-- start Given records --

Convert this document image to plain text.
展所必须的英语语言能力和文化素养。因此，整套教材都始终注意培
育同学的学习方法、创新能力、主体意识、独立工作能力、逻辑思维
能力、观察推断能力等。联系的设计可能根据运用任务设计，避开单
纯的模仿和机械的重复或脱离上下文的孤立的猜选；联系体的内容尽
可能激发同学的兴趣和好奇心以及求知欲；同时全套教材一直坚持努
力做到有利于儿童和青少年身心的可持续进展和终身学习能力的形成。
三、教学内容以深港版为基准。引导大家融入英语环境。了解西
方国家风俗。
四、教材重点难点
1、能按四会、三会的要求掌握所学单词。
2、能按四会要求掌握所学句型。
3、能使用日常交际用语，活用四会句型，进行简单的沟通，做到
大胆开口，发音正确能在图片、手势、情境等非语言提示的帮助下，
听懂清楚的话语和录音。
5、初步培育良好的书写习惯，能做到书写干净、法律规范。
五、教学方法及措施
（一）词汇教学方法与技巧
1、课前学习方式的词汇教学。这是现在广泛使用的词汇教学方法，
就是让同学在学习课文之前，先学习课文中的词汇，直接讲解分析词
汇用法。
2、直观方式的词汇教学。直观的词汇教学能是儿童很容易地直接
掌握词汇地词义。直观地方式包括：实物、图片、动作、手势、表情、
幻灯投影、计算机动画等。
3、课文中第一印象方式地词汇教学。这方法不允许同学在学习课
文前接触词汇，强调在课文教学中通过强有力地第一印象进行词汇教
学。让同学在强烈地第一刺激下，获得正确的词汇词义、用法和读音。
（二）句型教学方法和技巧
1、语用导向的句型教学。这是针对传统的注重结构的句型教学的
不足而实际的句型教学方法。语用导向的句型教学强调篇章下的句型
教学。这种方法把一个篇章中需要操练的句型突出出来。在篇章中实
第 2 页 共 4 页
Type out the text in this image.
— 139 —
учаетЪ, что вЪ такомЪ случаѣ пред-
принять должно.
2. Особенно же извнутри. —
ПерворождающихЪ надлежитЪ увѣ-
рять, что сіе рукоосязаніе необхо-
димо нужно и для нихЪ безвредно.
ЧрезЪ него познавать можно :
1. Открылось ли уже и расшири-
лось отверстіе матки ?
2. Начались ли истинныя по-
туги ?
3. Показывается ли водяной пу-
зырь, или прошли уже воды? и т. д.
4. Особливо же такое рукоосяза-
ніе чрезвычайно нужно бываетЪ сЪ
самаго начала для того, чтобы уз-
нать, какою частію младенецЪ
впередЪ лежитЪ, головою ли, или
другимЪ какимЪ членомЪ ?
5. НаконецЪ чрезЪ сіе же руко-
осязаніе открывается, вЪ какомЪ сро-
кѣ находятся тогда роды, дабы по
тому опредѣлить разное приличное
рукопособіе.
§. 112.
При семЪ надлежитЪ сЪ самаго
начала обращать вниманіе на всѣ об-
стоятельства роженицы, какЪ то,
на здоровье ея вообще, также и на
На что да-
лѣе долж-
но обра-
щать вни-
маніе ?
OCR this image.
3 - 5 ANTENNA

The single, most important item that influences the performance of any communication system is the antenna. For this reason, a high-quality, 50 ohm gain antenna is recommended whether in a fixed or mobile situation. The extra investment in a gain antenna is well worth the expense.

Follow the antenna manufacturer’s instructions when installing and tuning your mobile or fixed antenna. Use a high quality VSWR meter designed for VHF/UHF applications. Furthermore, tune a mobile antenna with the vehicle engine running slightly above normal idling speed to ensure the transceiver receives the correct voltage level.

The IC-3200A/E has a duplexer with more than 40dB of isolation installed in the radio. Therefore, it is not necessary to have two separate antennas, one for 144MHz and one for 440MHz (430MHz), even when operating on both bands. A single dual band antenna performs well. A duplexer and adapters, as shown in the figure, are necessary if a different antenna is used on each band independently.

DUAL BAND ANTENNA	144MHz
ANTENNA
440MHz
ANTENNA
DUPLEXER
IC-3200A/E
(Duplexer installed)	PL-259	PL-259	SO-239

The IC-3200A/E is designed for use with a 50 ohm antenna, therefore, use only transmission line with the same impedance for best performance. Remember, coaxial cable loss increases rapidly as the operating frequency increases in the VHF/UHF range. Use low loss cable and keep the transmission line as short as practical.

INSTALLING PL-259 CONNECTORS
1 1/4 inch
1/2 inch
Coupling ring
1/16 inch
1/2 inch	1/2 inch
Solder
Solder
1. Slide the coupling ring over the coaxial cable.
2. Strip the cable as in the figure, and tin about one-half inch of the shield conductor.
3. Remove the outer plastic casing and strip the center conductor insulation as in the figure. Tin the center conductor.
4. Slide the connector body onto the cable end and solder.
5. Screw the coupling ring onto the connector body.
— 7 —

-- end Given records --

> _Exercise details_:
Return the material in full, exactly as shown.

> _Result_:
Convert this document image to plain text.
展所必须的英语语言能力和文化素养。因此，整套教材都始终注意培
育同学的学习方法、创新能力、主体意识、独立工作能力、逻辑思维
能力、观察推断能力等。联系的设计可能根据运用任务设计，避开单
纯的模仿和机械的重复或脱离上下文的孤立的猜选；联系体的内容尽
可能激发同学的兴趣和好奇心以及求知欲；同时全套教材一直坚持努
力做到有利于儿童和青少年身心的可持续进展和终身学习能力的形成。
三、教学内容以深港版为基准。引导大家融入英语环境。了解西
方国家风俗。
四、教材重点难点
1、能按四会、三会的要求掌握所学单词。
2、能按四会要求掌握所学句型。
3、能使用日常交际用语，活用四会句型，进行简单的沟通，做到
大胆开口，发音正确能在图片、手势、情境等非语言提示的帮助下，
听懂清楚的话语和录音。
5、初步培育良好的书写习惯，能做到书写干净、法律规范。
五、教学方法及措施
（一）词汇教学方法与技巧
1、课前学习方式的词汇教学。这是现在广泛使用的词汇教学方法，
就是让同学在学习课文之前，先学习课文中的词汇，直接讲解分析词
汇用法。
2、直观方式的词汇教学。直观的词汇教学能是儿童很容易地直接
掌握词汇地词义。直观地方式包括：实物、图片、动作、手势、表情、
幻灯投影、计算机动画等。
3、课文中第一印象方式地词汇教学。这方法不允许同学在学习课
文前接触词汇，强调在课文教学中通过强有力地第一印象进行词汇教
学。让同学在强烈地第一刺激下，获得正确的词汇词义、用法和读音。
（二）句型教学方法和技巧
1、语用导向的句型教学。这是针对传统的注重结构的句型教学的
不足而实际的句型教学方法。语用导向的句型教学强调篇章下的句型
教学。这种方法把一个篇章中需要操练的句型突出出来。在篇章中实
第 2 页 共 4 页
Type out the text in this image.
— 139 —
учаетЪ, что вЪ такомЪ случаѣ пред-
принять должно.
2. Особенно же извнутри. —
ПерворождающихЪ надлежитЪ увѣ-
рять, что сіе рукоосязаніе необхо-
димо нужно и для нихЪ безвредно.
ЧрезЪ него познавать можно :
1. Открылось ли уже и расшири-
лось отверстіе матки ?
2. Начались ли истинныя по-
туги ?
3. Показывается ли водяной пу-
зырь, или прошли уже воды? и т. д.
4. Особливо же такое рукоосяза-
ніе чрезвычайно нужно бываетЪ сЪ
самаго начала для того, чтобы уз-
нать, какою частію младенецЪ
впередЪ лежитЪ, головою ли, или
другимЪ какимЪ членомЪ ?
5. НаконецЪ чрезЪ сіе же руко-
осязаніе открывается, вЪ какомЪ сро-
кѣ находятся тогда роды, дабы по
тому опредѣлить разное приличное
рукопособіе.
§. 112.
При семЪ надлежитЪ сЪ самаго
начала обращать вниманіе на всѣ об-
стоятельства роженицы, какЪ то,
на здоровье ея вообще, также и на
На что да-
лѣе долж-
но обра-
щать вни-
маніе ?
OCR this image.
3 - 5 ANTENNA

The single, most important item that influences the performance of any communication system is the antenna. For this reason, a high-quality, 50 ohm gain antenna is recommended whether in a fixed or mobile situation. The extra investment in a gain antenna is well worth the expense.

Follow the antenna manufacturer’s instructions when installing and tuning your mobile or fixed antenna. Use a high quality VSWR meter designed for VHF/UHF applications. Furthermore, tune a mobile antenna with the vehicle engine running slightly above normal idling speed to ensure the transceiver receives the correct voltage level.

The IC-3200A/E has a duplexer with more than 40dB of isolation installed in the radio. Therefore, it is not necessary to have two separate antennas, one for 144MHz and one for 440MHz (430MHz), even when operating on both bands. A single dual band antenna performs well. A duplexer and adapters, as shown in the figure, are necessary if a different antenna is used on each band independently.

DUAL BAND ANTENNA	144MHz
ANTENNA
440MHz
ANTENNA
DUPLEXER
IC-3200A/E
(Duplexer installed)	PL-259	PL-259	SO-239

The IC-3200A/E is designed for use with a 50 ohm antenna, therefore, use only transmission line with the same impedance for best performance. Remember, coaxial cable loss increases rapidly as the operating frequency increases in the VHF/UHF range. Use low loss cable and keep the transmission line as short as practical.

INSTALLING PL-259 CONNECTORS
1 1/4 inch
1/2 inch
Coupling ring
1/16 inch
1/2 inch	1/2 inch
Solder
Solder
1. Slide the coupling ring over the coaxial cable.
2. Strip the cable as in the figure, and tin about one-half inch of the shield conductor.
3. Remove the outer plastic casing and strip the center conductor insulation as in the figure. Tin the center conductor.
4. Slide the connector body onto the cable end and solder.
5. Screw the coupling ring onto the connector body.
— 7 —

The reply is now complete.